-- begin --

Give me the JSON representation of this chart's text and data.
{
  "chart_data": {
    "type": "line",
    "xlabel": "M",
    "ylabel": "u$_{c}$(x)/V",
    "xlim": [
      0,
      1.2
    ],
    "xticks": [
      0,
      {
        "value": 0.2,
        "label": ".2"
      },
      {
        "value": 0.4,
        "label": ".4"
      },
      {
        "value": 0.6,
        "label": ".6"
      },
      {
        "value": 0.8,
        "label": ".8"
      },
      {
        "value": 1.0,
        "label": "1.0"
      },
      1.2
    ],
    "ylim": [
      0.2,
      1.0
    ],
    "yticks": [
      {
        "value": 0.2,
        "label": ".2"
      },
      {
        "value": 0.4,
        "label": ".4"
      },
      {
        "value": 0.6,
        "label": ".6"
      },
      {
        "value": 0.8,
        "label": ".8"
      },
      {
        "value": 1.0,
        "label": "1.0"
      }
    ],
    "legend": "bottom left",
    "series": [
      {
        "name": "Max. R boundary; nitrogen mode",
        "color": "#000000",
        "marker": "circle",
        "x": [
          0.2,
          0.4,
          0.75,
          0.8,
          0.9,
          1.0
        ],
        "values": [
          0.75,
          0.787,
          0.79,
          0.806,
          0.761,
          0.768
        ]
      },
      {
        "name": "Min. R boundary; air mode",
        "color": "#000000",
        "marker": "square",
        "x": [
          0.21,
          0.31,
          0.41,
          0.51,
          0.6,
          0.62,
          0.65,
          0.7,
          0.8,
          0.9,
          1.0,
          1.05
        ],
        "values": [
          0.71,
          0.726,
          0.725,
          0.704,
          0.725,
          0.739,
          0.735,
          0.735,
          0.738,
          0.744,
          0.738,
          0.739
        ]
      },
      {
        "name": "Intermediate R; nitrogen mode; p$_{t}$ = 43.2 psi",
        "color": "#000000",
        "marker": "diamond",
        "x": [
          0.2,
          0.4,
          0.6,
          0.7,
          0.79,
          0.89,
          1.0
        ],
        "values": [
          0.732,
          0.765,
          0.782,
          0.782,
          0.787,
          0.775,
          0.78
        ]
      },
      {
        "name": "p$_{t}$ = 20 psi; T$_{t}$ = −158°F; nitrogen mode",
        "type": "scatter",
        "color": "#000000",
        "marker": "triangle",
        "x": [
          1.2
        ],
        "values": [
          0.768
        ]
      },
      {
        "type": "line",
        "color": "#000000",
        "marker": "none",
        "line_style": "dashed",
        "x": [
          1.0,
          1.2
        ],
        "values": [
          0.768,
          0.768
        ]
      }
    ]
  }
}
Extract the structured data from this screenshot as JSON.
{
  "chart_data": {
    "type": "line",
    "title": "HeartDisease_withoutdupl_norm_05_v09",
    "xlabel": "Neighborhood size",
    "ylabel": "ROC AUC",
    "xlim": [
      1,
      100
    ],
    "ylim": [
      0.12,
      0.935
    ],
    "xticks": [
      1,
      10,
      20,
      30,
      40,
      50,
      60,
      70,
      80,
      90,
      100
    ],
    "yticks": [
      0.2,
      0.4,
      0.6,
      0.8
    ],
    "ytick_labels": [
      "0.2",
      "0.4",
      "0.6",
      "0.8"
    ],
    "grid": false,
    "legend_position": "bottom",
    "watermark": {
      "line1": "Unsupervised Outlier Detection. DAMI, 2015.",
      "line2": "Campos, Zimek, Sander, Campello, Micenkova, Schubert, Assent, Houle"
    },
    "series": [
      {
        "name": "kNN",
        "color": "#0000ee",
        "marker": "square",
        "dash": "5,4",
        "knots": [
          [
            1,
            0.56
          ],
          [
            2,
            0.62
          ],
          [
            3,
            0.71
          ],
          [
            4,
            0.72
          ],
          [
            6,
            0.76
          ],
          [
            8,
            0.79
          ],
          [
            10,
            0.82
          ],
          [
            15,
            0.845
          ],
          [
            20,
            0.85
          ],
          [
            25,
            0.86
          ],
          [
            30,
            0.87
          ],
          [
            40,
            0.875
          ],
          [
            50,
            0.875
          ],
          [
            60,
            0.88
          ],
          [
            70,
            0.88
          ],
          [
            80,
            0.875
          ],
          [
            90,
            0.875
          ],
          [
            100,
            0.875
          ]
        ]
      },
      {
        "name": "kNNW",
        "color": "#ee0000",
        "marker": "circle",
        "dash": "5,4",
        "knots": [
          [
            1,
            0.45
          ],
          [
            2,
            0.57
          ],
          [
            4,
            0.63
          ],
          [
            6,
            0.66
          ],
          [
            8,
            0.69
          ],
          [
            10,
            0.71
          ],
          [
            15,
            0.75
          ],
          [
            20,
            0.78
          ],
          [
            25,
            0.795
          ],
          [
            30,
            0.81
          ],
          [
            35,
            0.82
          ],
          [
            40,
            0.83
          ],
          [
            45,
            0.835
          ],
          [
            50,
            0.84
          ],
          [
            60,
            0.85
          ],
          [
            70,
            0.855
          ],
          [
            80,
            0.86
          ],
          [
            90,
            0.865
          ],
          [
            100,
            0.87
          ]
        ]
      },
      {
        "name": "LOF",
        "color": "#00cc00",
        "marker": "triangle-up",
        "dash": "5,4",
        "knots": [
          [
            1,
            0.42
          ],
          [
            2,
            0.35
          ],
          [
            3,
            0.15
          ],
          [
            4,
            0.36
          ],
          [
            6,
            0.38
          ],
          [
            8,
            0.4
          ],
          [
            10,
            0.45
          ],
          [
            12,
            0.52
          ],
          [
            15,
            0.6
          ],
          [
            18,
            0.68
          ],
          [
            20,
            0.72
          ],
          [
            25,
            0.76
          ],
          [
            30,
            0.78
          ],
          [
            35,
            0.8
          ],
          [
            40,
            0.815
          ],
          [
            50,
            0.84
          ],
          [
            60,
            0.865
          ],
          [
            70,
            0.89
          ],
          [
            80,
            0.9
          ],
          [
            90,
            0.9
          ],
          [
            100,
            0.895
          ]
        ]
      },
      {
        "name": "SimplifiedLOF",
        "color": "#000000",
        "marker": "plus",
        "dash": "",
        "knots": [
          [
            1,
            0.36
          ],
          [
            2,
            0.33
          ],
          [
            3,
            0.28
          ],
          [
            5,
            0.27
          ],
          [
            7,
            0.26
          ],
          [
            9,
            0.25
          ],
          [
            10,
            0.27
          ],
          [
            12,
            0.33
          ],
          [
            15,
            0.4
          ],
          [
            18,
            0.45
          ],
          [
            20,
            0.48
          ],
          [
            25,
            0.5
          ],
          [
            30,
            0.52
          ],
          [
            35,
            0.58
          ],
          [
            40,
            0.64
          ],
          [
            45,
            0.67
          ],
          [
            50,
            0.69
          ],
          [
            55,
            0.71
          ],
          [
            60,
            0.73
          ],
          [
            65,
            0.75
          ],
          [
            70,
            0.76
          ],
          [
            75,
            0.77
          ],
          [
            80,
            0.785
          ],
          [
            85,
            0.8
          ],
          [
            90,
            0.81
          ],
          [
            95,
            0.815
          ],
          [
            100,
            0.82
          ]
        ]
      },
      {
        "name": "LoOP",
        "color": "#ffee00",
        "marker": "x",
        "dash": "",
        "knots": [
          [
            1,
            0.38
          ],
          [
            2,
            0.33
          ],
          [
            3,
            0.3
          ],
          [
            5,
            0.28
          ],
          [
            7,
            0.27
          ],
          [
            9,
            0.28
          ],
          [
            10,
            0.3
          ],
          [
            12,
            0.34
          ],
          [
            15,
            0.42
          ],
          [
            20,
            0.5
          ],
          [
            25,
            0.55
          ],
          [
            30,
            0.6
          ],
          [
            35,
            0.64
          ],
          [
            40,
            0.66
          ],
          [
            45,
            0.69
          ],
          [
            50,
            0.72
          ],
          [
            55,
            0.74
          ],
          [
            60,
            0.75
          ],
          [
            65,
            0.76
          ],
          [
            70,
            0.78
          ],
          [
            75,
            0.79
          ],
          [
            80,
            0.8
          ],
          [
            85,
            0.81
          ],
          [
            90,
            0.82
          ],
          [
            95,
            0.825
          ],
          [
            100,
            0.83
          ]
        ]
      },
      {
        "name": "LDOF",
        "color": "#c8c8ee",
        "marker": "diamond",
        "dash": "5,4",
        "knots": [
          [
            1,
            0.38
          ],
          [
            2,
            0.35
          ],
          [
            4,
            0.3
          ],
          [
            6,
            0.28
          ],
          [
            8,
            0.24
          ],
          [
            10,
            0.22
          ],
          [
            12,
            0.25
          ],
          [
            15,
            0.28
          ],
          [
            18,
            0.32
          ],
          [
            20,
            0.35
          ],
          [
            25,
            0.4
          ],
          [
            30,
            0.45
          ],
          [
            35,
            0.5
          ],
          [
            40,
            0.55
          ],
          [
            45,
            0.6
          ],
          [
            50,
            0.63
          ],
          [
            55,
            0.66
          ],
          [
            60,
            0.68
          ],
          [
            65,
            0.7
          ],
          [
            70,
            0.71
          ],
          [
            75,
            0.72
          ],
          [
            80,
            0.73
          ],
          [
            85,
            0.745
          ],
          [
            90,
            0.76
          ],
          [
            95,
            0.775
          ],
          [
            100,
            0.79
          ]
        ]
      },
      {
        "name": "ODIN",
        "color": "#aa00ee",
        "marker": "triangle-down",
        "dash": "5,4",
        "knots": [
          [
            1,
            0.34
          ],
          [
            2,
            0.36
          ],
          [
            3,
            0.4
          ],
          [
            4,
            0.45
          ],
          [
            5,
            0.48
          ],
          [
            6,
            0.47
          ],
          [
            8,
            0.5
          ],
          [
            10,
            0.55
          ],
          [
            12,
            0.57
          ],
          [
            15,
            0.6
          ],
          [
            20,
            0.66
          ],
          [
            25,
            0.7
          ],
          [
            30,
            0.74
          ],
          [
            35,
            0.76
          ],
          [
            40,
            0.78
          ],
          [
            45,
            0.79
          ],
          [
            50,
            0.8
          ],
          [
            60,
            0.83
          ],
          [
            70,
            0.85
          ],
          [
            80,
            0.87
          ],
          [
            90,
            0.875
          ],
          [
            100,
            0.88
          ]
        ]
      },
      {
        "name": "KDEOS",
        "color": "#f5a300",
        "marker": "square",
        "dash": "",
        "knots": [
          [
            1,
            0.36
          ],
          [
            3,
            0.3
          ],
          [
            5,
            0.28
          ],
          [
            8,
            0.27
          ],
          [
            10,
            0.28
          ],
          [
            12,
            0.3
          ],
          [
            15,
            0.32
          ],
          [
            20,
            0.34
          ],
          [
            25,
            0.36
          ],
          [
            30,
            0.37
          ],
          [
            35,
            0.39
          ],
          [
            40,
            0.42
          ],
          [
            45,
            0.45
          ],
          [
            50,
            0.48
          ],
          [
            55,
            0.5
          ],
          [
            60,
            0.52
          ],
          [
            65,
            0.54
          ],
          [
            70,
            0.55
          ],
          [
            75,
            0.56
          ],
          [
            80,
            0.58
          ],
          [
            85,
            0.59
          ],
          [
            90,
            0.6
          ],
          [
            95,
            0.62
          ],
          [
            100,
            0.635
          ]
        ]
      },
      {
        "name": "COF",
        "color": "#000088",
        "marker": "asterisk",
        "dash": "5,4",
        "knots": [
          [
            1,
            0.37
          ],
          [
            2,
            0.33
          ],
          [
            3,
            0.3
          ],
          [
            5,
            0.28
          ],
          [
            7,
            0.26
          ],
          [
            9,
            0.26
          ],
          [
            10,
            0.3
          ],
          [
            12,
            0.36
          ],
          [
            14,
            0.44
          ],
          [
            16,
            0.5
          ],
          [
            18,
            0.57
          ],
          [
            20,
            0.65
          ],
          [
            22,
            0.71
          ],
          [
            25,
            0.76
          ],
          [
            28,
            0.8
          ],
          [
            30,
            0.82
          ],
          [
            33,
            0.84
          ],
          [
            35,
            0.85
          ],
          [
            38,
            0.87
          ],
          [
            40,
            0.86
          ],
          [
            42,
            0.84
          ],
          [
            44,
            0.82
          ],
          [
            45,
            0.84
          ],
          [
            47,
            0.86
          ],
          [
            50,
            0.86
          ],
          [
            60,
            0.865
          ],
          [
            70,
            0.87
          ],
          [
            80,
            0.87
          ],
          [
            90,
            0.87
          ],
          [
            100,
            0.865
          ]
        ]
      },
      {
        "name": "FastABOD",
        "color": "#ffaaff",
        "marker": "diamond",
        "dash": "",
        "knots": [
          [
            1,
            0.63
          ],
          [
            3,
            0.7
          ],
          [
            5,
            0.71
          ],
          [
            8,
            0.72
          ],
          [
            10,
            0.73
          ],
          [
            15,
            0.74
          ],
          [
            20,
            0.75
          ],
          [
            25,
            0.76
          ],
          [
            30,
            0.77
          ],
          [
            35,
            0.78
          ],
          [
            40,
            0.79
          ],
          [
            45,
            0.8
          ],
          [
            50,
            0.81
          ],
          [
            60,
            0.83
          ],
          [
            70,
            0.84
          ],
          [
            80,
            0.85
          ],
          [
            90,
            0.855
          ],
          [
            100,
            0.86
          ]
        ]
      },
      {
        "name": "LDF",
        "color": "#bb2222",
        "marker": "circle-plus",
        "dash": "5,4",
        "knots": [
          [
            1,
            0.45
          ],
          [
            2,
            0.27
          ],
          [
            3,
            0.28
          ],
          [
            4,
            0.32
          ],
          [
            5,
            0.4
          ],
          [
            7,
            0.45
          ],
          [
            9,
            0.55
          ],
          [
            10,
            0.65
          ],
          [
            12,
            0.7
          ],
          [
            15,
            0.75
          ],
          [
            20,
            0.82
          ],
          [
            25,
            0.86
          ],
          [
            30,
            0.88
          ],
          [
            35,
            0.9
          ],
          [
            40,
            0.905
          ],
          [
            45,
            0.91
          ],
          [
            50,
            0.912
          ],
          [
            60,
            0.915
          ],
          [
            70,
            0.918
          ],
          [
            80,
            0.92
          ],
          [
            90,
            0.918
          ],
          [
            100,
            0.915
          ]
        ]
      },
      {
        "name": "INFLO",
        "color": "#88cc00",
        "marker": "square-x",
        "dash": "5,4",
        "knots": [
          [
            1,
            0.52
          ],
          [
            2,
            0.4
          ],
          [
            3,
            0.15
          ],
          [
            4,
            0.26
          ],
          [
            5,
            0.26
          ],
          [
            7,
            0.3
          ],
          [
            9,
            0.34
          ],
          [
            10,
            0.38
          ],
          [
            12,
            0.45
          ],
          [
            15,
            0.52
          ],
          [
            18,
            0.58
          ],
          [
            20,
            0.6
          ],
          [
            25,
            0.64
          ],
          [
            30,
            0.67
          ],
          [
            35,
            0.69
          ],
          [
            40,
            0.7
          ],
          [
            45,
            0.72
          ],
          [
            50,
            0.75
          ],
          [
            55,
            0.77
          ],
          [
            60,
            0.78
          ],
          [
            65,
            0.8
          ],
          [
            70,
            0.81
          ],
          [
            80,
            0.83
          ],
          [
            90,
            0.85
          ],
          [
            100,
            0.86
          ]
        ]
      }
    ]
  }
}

-- end --

State only the count of lines above that hold the string "triangle".

### RESULT OF THIS TASK
3